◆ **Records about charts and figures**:
________________________________________

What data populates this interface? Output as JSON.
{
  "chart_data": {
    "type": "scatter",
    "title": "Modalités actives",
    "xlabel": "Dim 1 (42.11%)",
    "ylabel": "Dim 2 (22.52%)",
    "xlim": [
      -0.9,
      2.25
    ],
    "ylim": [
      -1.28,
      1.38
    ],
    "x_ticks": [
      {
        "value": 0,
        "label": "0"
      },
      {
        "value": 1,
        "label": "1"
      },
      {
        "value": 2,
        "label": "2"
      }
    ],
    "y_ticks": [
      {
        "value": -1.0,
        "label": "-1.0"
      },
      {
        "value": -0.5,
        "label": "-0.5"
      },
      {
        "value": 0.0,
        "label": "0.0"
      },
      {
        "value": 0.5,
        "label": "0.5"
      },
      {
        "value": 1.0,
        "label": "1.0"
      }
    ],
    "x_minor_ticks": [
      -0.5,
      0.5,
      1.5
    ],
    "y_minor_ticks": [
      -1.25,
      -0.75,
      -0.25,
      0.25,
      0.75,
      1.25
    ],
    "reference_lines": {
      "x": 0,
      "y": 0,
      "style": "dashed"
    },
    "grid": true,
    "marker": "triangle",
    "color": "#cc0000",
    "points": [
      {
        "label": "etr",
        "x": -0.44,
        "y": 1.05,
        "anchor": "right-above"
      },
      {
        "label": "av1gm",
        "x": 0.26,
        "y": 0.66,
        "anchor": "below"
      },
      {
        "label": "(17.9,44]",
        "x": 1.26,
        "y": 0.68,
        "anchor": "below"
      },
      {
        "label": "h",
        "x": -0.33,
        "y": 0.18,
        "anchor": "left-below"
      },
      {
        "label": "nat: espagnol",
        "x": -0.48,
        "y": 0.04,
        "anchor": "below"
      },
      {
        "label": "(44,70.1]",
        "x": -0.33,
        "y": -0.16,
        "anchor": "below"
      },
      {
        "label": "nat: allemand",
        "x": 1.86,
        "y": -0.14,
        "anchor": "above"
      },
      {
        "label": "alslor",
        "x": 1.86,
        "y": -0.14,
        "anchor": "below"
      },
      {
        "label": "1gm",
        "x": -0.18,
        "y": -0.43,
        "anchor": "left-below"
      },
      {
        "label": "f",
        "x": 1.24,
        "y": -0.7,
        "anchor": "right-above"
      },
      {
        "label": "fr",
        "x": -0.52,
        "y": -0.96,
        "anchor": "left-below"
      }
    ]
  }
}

________________________________________

◆ **Problem details**: Look through the data and show every line containing "value".

◆ **Solution below**:
        "value": 0,
        "value": 1,
        "value": 2,
        "value": -1.0,
        "value": -0.5,
        "value": 0.0,
        "value": 0.5,
        "value": 1.0,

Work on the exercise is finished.